Start
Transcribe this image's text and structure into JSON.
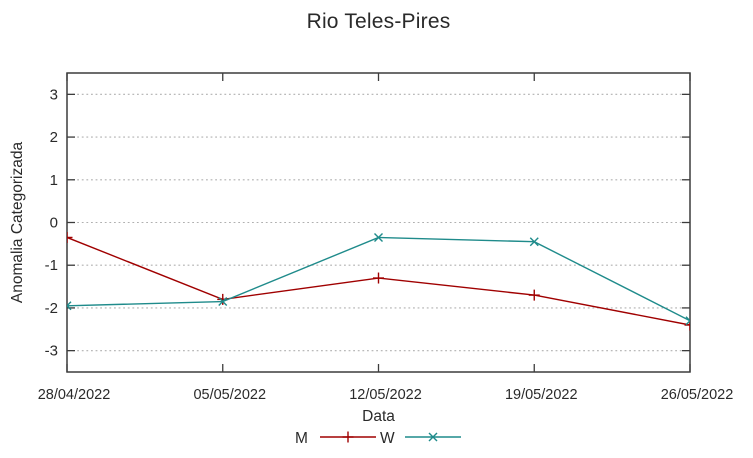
{
  "chart_data": {
    "type": "line",
    "title": "Rio Teles-Pires",
    "xlabel": "Data",
    "ylabel": "Anomalia Categorizada",
    "categories": [
      "28/04/2022",
      "05/05/2022",
      "12/05/2022",
      "19/05/2022",
      "26/05/2022"
    ],
    "series": [
      {
        "name": "M",
        "color": "#a00000",
        "marker": "plus",
        "values": [
          -0.35,
          -1.8,
          -1.3,
          -1.7,
          -2.4
        ]
      },
      {
        "name": "W",
        "color": "#1f8b8b",
        "marker": "cross",
        "values": [
          -1.95,
          -1.85,
          -0.35,
          -0.45,
          -2.3
        ]
      }
    ],
    "ylim": [
      -3.5,
      3.5
    ],
    "yticks": [
      3,
      2,
      1,
      0,
      -1,
      -2,
      -3
    ],
    "grid": "horizontal-dotted",
    "legend_position": "bottom-center"
  },
  "colors": {
    "grid": "#b0b0b0",
    "border": "#3c3c3c",
    "text": "#2a2a2a",
    "background": "#ffffff"
  }
}
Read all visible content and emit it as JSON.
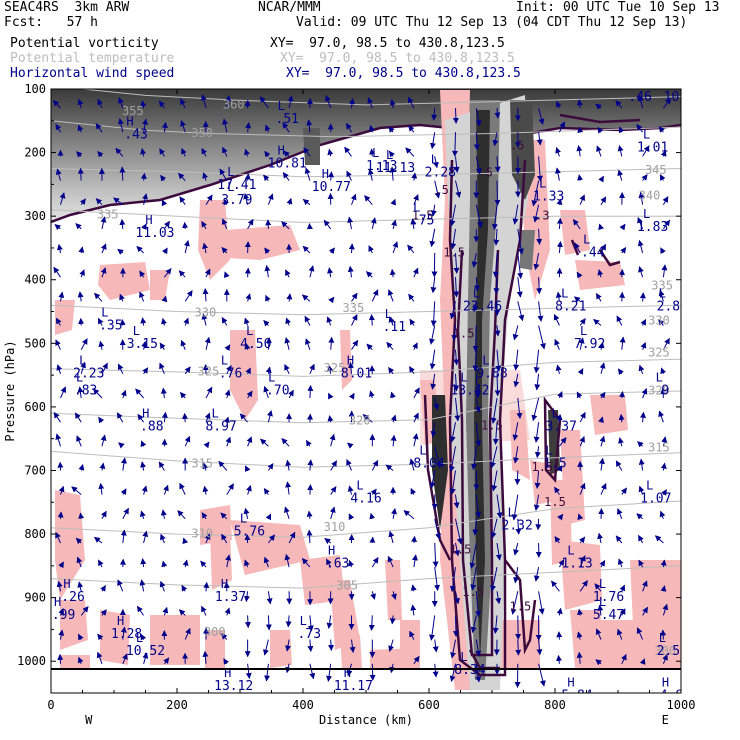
{
  "header": {
    "model": "SEAC4RS  3km ARW",
    "forecast": "Fcst:   57 h",
    "center": "NCAR/MMM",
    "init": "Init: 00 UTC Tue 10 Sep 13",
    "valid": "Valid: 09 UTC Thu 12 Sep 13 (04 CDT Thu 12 Sep 13)",
    "fields": [
      {
        "name": "Potential vorticity",
        "xy": "XY=  97.0, 98.5 to 430.8,123.5",
        "color": "#000000"
      },
      {
        "name": "Potential temperature",
        "xy": "XY=  97.0, 98.5 to 430.8,123.5",
        "color": "#bdbdbd"
      },
      {
        "name": "Horizontal wind speed",
        "xy": "XY=  97.0, 98.5 to 430.8,123.5",
        "color": "#00008b"
      }
    ]
  },
  "chart_data": {
    "type": "cross-section",
    "xlabel": "Distance (km)",
    "ylabel": "Pressure (hPa)",
    "xlim": [
      0,
      1000
    ],
    "ylim": [
      1050,
      100
    ],
    "x_ticks": [
      "0",
      "200",
      "400",
      "600",
      "800",
      "1000"
    ],
    "y_ticks": [
      "100",
      "200",
      "300",
      "400",
      "500",
      "600",
      "700",
      "800",
      "900",
      "1000"
    ],
    "x_tick_values": [
      0,
      200,
      400,
      600,
      800,
      1000
    ],
    "y_tick_values": [
      100,
      200,
      300,
      400,
      500,
      600,
      700,
      800,
      900,
      1000
    ],
    "left_end_label": "W",
    "right_end_label": "E",
    "isentropes": [
      {
        "label": "360",
        "points": [
          [
            0,
            95
          ],
          [
            150,
            110
          ],
          [
            300,
            118
          ],
          [
            500,
            125
          ],
          [
            700,
            120
          ],
          [
            1000,
            112
          ]
        ],
        "label_pos": [
          290,
          125
        ]
      },
      {
        "label": "350",
        "points": [
          [
            0,
            150
          ],
          [
            150,
            165
          ],
          [
            250,
            170
          ],
          [
            450,
            175
          ],
          [
            700,
            170
          ],
          [
            1000,
            160
          ]
        ],
        "label_pos": [
          240,
          170
        ]
      },
      {
        "label": "345",
        "points": [
          [
            0,
            225
          ],
          [
            200,
            230
          ],
          [
            400,
            238
          ],
          [
            600,
            235
          ],
          [
            800,
            230
          ],
          [
            1000,
            225
          ]
        ],
        "label_pos": [
          960,
          228
        ]
      },
      {
        "label": "335",
        "points": [
          [
            0,
            290
          ],
          [
            200,
            300
          ],
          [
            400,
            310
          ],
          [
            600,
            305
          ],
          [
            800,
            300
          ],
          [
            1000,
            300
          ]
        ],
        "label_pos": [
          90,
          298
        ]
      },
      {
        "label": "330",
        "points": [
          [
            0,
            440
          ],
          [
            200,
            450
          ],
          [
            400,
            455
          ],
          [
            600,
            450
          ],
          [
            800,
            445
          ],
          [
            1000,
            440
          ]
        ],
        "label_pos": [
          245,
          452
        ]
      },
      {
        "label": "325",
        "points": [
          [
            0,
            540
          ],
          [
            200,
            545
          ],
          [
            400,
            552
          ],
          [
            600,
            545
          ],
          [
            800,
            530
          ],
          [
            1000,
            525
          ]
        ],
        "label_pos": [
          250,
          545
        ]
      },
      {
        "label": "320",
        "points": [
          [
            0,
            610
          ],
          [
            200,
            618
          ],
          [
            400,
            625
          ],
          [
            600,
            620
          ],
          [
            800,
            580
          ],
          [
            1000,
            575
          ]
        ],
        "label_pos": [
          490,
          622
        ]
      },
      {
        "label": "315",
        "points": [
          [
            0,
            670
          ],
          [
            200,
            685
          ],
          [
            400,
            695
          ],
          [
            600,
            690
          ],
          [
            800,
            680
          ],
          [
            1000,
            672
          ]
        ],
        "label_pos": [
          240,
          690
        ]
      },
      {
        "label": "310",
        "points": [
          [
            0,
            790
          ],
          [
            200,
            800
          ],
          [
            400,
            805
          ],
          [
            600,
            790
          ],
          [
            800,
            760
          ],
          [
            1000,
            748
          ]
        ],
        "label_pos": [
          240,
          800
        ]
      },
      {
        "label": "305",
        "points": [
          [
            0,
            870
          ],
          [
            200,
            880
          ],
          [
            400,
            885
          ],
          [
            600,
            870
          ],
          [
            800,
            860
          ],
          [
            1000,
            850
          ]
        ],
        "label_pos": [
          470,
          882
        ]
      }
    ],
    "isentrope_extra_labels": [
      {
        "label": "355",
        "pos": [
          130,
          135
        ]
      },
      {
        "label": "340",
        "pos": [
          950,
          268
        ]
      },
      {
        "label": "335",
        "pos": [
          970,
          410
        ]
      },
      {
        "label": "330",
        "pos": [
          965,
          465
        ]
      },
      {
        "label": "325",
        "pos": [
          965,
          515
        ]
      },
      {
        "label": "320",
        "pos": [
          965,
          575
        ]
      },
      {
        "label": "315",
        "pos": [
          965,
          665
        ]
      },
      {
        "label": "310",
        "pos": [
          450,
          790
        ]
      },
      {
        "label": "300",
        "pos": [
          260,
          955
        ]
      },
      {
        "label": "300",
        "pos": [
          975,
          985
        ]
      },
      {
        "label": "325",
        "pos": [
          450,
          540
        ]
      },
      {
        "label": "335",
        "pos": [
          480,
          445
        ]
      }
    ],
    "pv_labels": [
      {
        "text": "1.5",
        "pos": [
          640,
          358
        ]
      },
      {
        "text": "1.5",
        "pos": [
          655,
          485
        ]
      },
      {
        "text": "1.5",
        "pos": [
          590,
          300
        ]
      },
      {
        "text": "1.5",
        "pos": [
          780,
          695
        ]
      },
      {
        "text": "1.5",
        "pos": [
          800,
          750
        ]
      },
      {
        "text": "1.5",
        "pos": [
          650,
          825
        ]
      },
      {
        "text": "1.5",
        "pos": [
          670,
          892
        ]
      },
      {
        "text": "1.5",
        "pos": [
          745,
          915
        ]
      },
      {
        "text": ".5",
        "pos": [
          690,
          232
        ]
      },
      {
        "text": ".5",
        "pos": [
          620,
          260
        ]
      },
      {
        "text": "1.5",
        "pos": [
          700,
          630
        ]
      },
      {
        "text": ".5",
        "pos": [
          740,
          190
        ]
      },
      {
        "text": ".3",
        "pos": [
          780,
          300
        ]
      }
    ],
    "speed_labels": [
      {
        "kind": "H",
        "value": ".43",
        "pos": [
          135,
          172
        ]
      },
      {
        "kind": "L",
        "value": "1.01",
        "pos": [
          955,
          193
        ]
      },
      {
        "kind": "H",
        "value": "10.81",
        "pos": [
          375,
          218
        ]
      },
      {
        "kind": "L",
        "value": "1.13",
        "pos": [
          525,
          222
        ]
      },
      {
        "kind": "L",
        "value": "11.13",
        "pos": [
          547,
          225
        ]
      },
      {
        "kind": "L",
        "value": "2.28",
        "pos": [
          618,
          232
        ]
      },
      {
        "kind": "L",
        "value": "17.41",
        "pos": [
          295,
          252
        ]
      },
      {
        "kind": "H",
        "value": "10.77",
        "pos": [
          445,
          255
        ]
      },
      {
        "kind": "L",
        "value": "3.79",
        "pos": [
          295,
          275
        ]
      },
      {
        "kind": "H",
        "value": "11.03",
        "pos": [
          165,
          327
        ]
      },
      {
        "kind": "L",
        "value": ".75",
        "pos": [
          590,
          308
        ]
      },
      {
        "kind": "L",
        "value": "1.83",
        "pos": [
          955,
          318
        ]
      },
      {
        "kind": "L",
        "value": "8.21",
        "pos": [
          825,
          443
        ]
      },
      {
        "kind": "L",
        "value": "23.46",
        "pos": [
          685,
          443
        ]
      },
      {
        "kind": "L",
        "value": "2.8",
        "pos": [
          980,
          443
        ]
      },
      {
        "kind": "L",
        "value": ".35",
        "pos": [
          95,
          473
        ]
      },
      {
        "kind": "L",
        "value": ".11",
        "pos": [
          545,
          475
        ]
      },
      {
        "kind": "L",
        "value": "3.15",
        "pos": [
          145,
          502
        ]
      },
      {
        "kind": "L",
        "value": "4.50",
        "pos": [
          325,
          502
        ]
      },
      {
        "kind": "L",
        "value": "7.92",
        "pos": [
          855,
          502
        ]
      },
      {
        "kind": "L",
        "value": "2.23",
        "pos": [
          60,
          548
        ]
      },
      {
        "kind": "L",
        "value": ".76",
        "pos": [
          285,
          548
        ]
      },
      {
        "kind": "H",
        "value": "8.01",
        "pos": [
          485,
          548
        ]
      },
      {
        "kind": "L",
        "value": "9.88",
        "pos": [
          700,
          548
        ]
      },
      {
        "kind": "L",
        "value": ".83",
        "pos": [
          55,
          575
        ]
      },
      {
        "kind": "L",
        "value": ".70",
        "pos": [
          360,
          575
        ]
      },
      {
        "kind": "L",
        "value": "13.42",
        "pos": [
          665,
          575
        ]
      },
      {
        "kind": "L",
        "value": "9",
        "pos": [
          975,
          575
        ]
      },
      {
        "kind": "H",
        "value": ".88",
        "pos": [
          160,
          632
        ]
      },
      {
        "kind": "L",
        "value": "8.97",
        "pos": [
          270,
          632
        ]
      },
      {
        "kind": "L",
        "value": "3.37",
        "pos": [
          810,
          632
        ]
      },
      {
        "kind": "L",
        "value": "8.04",
        "pos": [
          600,
          690
        ]
      },
      {
        "kind": "L",
        "value": "4.16",
        "pos": [
          500,
          745
        ]
      },
      {
        "kind": "L",
        "value": "1.07",
        "pos": [
          960,
          745
        ]
      },
      {
        "kind": "L",
        "value": "5.76",
        "pos": [
          315,
          797
        ]
      },
      {
        "kind": "L",
        "value": "2.32",
        "pos": [
          740,
          787
        ]
      },
      {
        "kind": "H",
        "value": ".63",
        "pos": [
          455,
          847
        ]
      },
      {
        "kind": "L",
        "value": "1.13",
        "pos": [
          835,
          847
        ]
      },
      {
        "kind": "H",
        "value": ".26",
        "pos": [
          35,
          900
        ]
      },
      {
        "kind": "H",
        "value": "1.37",
        "pos": [
          285,
          900
        ]
      },
      {
        "kind": "L",
        "value": "1.76",
        "pos": [
          885,
          900
        ]
      },
      {
        "kind": "H",
        "value": ".99",
        "pos": [
          20,
          928
        ]
      },
      {
        "kind": "L",
        "value": "5.47",
        "pos": [
          885,
          928
        ]
      },
      {
        "kind": "H",
        "value": "1.28",
        "pos": [
          120,
          958
        ]
      },
      {
        "kind": "L",
        "value": ".73",
        "pos": [
          410,
          958
        ]
      },
      {
        "kind": "L",
        "value": "10.52",
        "pos": [
          150,
          985
        ]
      },
      {
        "kind": "L",
        "value": "2.5",
        "pos": [
          980,
          985
        ]
      },
      {
        "kind": "L",
        "value": "8.34",
        "pos": [
          665,
          1015
        ]
      },
      {
        "kind": "H",
        "value": "13.12",
        "pos": [
          290,
          1040
        ]
      },
      {
        "kind": "H",
        "value": "11.17",
        "pos": [
          480,
          1040
        ]
      },
      {
        "kind": "H",
        "value": "5.84",
        "pos": [
          835,
          1055
        ]
      },
      {
        "kind": "H",
        "value": "4.9",
        "pos": [
          985,
          1055
        ]
      },
      {
        "kind": "H",
        "value": ".46",
        "pos": [
          935,
          113
        ]
      },
      {
        "kind": "L",
        "value": "10",
        "pos": [
          985,
          113
        ]
      },
      {
        "kind": "L",
        "value": ".51",
        "pos": [
          375,
          148
        ]
      },
      {
        "kind": "L",
        "value": "1.33",
        "pos": [
          790,
          270
        ]
      },
      {
        "kind": "L",
        "value": ".44",
        "pos": [
          860,
          358
        ]
      },
      {
        "kind": "L",
        "value": "1.5",
        "pos": [
          800,
          690
        ]
      }
    ]
  }
}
End
What to work on: Check each line of the records for "grid" and copy the ones that contain it.

Expected output:
    "grid": "horizontal-dotted",
    "grid": "#b0b0b0",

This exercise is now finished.